** Begin Available records **

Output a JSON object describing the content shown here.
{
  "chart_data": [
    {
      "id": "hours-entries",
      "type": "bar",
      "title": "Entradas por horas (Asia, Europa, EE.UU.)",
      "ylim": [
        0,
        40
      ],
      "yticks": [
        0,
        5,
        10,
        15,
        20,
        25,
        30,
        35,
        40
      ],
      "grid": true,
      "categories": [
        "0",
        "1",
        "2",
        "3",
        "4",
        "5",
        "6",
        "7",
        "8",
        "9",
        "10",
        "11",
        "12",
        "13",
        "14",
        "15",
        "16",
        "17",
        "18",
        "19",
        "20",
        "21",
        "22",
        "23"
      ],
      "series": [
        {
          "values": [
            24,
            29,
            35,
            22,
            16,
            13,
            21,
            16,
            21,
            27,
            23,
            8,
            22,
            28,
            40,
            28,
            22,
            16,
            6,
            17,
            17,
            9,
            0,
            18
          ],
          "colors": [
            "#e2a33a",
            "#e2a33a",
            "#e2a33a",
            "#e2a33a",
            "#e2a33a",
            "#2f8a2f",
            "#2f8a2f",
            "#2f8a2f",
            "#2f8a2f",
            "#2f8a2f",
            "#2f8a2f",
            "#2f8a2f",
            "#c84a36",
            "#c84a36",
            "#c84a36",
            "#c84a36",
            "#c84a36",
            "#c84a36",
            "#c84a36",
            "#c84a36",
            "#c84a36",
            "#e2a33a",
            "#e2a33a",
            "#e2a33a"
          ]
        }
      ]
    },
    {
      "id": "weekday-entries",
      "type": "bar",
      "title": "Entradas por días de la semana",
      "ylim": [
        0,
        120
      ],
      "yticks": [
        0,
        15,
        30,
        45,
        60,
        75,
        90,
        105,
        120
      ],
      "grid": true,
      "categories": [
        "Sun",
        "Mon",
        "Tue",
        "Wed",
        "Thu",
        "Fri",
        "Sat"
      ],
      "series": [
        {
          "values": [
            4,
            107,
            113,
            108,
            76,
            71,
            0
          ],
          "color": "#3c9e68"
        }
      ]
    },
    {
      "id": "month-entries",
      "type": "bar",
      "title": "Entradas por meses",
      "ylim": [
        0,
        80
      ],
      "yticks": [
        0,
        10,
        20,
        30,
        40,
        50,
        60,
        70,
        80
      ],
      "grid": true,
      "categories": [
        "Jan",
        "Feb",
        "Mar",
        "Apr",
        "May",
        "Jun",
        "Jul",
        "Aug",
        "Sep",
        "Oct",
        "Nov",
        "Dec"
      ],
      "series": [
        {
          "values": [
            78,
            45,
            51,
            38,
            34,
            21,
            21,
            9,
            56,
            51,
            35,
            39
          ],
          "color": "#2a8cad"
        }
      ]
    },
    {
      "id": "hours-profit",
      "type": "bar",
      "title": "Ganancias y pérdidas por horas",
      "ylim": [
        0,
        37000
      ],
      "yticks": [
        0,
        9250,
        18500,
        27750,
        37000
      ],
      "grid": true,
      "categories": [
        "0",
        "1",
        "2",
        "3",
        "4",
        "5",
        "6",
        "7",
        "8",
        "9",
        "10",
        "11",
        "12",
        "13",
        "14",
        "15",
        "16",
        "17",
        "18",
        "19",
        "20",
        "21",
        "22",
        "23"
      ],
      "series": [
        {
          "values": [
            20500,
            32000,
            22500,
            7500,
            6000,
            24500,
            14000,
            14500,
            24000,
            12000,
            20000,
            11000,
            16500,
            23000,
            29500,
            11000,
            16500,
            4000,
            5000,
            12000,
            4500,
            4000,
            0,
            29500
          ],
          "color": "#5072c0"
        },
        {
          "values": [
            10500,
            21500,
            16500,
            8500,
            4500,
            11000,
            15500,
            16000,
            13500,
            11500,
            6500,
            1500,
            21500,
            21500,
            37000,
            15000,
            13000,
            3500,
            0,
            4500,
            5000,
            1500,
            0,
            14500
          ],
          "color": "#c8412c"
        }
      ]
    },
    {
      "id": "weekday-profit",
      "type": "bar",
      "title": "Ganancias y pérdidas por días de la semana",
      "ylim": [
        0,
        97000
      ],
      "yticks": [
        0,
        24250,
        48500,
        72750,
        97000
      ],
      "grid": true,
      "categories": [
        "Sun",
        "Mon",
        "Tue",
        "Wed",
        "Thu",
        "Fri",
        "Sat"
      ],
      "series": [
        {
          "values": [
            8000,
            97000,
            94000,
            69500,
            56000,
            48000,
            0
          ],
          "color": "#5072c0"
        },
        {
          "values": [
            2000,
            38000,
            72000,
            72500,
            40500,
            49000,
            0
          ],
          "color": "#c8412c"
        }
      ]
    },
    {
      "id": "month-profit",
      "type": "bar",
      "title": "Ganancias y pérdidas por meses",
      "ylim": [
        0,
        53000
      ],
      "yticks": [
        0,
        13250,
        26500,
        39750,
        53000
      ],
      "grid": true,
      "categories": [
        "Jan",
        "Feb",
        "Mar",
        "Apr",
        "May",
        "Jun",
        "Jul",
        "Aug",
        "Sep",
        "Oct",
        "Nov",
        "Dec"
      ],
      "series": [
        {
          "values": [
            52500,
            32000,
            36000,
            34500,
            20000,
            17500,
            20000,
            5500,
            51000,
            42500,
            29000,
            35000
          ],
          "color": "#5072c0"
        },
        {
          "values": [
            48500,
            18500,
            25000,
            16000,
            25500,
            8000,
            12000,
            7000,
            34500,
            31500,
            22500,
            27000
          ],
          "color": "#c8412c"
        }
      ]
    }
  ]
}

** End Available records **

> [Direction]:
All of the entries need to be reproduced exactly; please write them out.

> [In response]:
Output a JSON object describing the content shown here.
{
  "chart_data": [
    {
      "id": "hours-entries",
      "type": "bar",
      "title": "Entradas por horas (Asia, Europa, EE.UU.)",
      "ylim": [
        0,
        40
      ],
      "yticks": [
        0,
        5,
        10,
        15,
        20,
        25,
        30,
        35,
        40
      ],
      "grid": true,
      "categories": [
        "0",
        "1",
        "2",
        "3",
        "4",
        "5",
        "6",
        "7",
        "8",
        "9",
        "10",
        "11",
        "12",
        "13",
        "14",
        "15",
        "16",
        "17",
        "18",
        "19",
        "20",
        "21",
        "22",
        "23"
      ],
      "series": [
        {
          "values": [
            24,
            29,
            35,
            22,
            16,
            13,
            21,
            16,
            21,
            27,
            23,
            8,
            22,
            28,
            40,
            28,
            22,
            16,
            6,
            17,
            17,
            9,
            0,
            18
          ],
          "colors": [
            "#e2a33a",
            "#e2a33a",
            "#e2a33a",
            "#e2a33a",
            "#e2a33a",
            "#2f8a2f",
            "#2f8a2f",
            "#2f8a2f",
            "#2f8a2f",
            "#2f8a2f",
            "#2f8a2f",
            "#2f8a2f",
            "#c84a36",
            "#c84a36",
            "#c84a36",
            "#c84a36",
            "#c84a36",
            "#c84a36",
            "#c84a36",
            "#c84a36",
            "#c84a36",
            "#e2a33a",
            "#e2a33a",
            "#e2a33a"
          ]
        }
      ]
    },
    {
      "id": "weekday-entries",
      "type": "bar",
      "title": "Entradas por días de la semana",
      "ylim": [
        0,
        120
      ],
      "yticks": [
        0,
        15,
        30,
        45,
        60,
        75,
        90,
        105,
        120
      ],
      "grid": true,
      "categories": [
        "Sun",
        "Mon",
        "Tue",
        "Wed",
        "Thu",
        "Fri",
        "Sat"
      ],
      "series": [
        {
          "values": [
            4,
            107,
            113,
            108,
            76,
            71,
            0
          ],
          "color": "#3c9e68"
        }
      ]
    },
    {
      "id": "month-entries",
      "type": "bar",
      "title": "Entradas por meses",
      "ylim": [
        0,
        80
      ],
      "yticks": [
        0,
        10,
        20,
        30,
        40,
        50,
        60,
        70,
        80
      ],
      "grid": true,
      "categories": [
        "Jan",
        "Feb",
        "Mar",
        "Apr",
        "May",
        "Jun",
        "Jul",
        "Aug",
        "Sep",
        "Oct",
        "Nov",
        "Dec"
      ],
      "series": [
        {
          "values": [
            78,
            45,
            51,
            38,
            34,
            21,
            21,
            9,
            56,
            51,
            35,
            39
          ],
          "color": "#2a8cad"
        }
      ]
    },
    {
      "id": "hours-profit",
      "type": "bar",
      "title": "Ganancias y pérdidas por horas",
      "ylim": [
        0,
        37000
      ],
      "yticks": [
        0,
        9250,
        18500,
        27750,
        37000
      ],
      "grid": true,
      "categories": [
        "0",
        "1",
        "2",
        "3",
        "4",
        "5",
        "6",
        "7",
        "8",
        "9",
        "10",
        "11",
        "12",
        "13",
        "14",
        "15",
        "16",
        "17",
        "18",
        "19",
        "20",
        "21",
        "22",
        "23"
      ],
      "series": [
        {
          "values": [
            20500,
            32000,
            22500,
            7500,
            6000,
            24500,
            14000,
            14500,
            24000,
            12000,
            20000,
            11000,
            16500,
            23000,
            29500,
            11000,
            16500,
            4000,
            5000,
            12000,
            4500,
            4000,
            0,
            29500
          ],
          "color": "#5072c0"
        },
        {
          "values": [
            10500,
            21500,
            16500,
            8500,
            4500,
            11000,
            15500,
            16000,
            13500,
            11500,
            6500,
            1500,
            21500,
            21500,
            37000,
            15000,
            13000,
            3500,
            0,
            4500,
            5000,
            1500,
            0,
            14500
          ],
          "color": "#c8412c"
        }
      ]
    },
    {
      "id": "weekday-profit",
      "type": "bar",
      "title": "Ganancias y pérdidas por días de la semana",
      "ylim": [
        0,
        97000
      ],
      "yticks": [
        0,
        24250,
        48500,
        72750,
        97000
      ],
      "grid": true,
      "categories": [
        "Sun",
        "Mon",
        "Tue",
        "Wed",
        "Thu",
        "Fri",
        "Sat"
      ],
      "series": [
        {
          "values": [
            8000,
            97000,
            94000,
            69500,
            56000,
            48000,
            0
          ],
          "color": "#5072c0"
        },
        {
          "values": [
            2000,
            38000,
            72000,
            72500,
            40500,
            49000,
            0
          ],
          "color": "#c8412c"
        }
      ]
    },
    {
      "id": "month-profit",
      "type": "bar",
      "title": "Ganancias y pérdidas por meses",
      "ylim": [
        0,
        53000
      ],
      "yticks": [
        0,
        13250,
        26500,
        39750,
        53000
      ],
      "grid": true,
      "categories": [
        "Jan",
        "Feb",
        "Mar",
        "Apr",
        "May",
        "Jun",
        "Jul",
        "Aug",
        "Sep",
        "Oct",
        "Nov",
        "Dec"
      ],
      "series": [
        {
          "values": [
            52500,
            32000,
            36000,
            34500,
            20000,
            17500,
            20000,
            5500,
            51000,
            42500,
            29000,
            35000
          ],
          "color": "#5072c0"
        },
        {
          "values": [
            48500,
            18500,
            25000,
            16000,
            25500,
            8000,
            12000,
            7000,
            34500,
            31500,
            22500,
            27000
          ],
          "color": "#c8412c"
        }
      ]
    }
  ]
}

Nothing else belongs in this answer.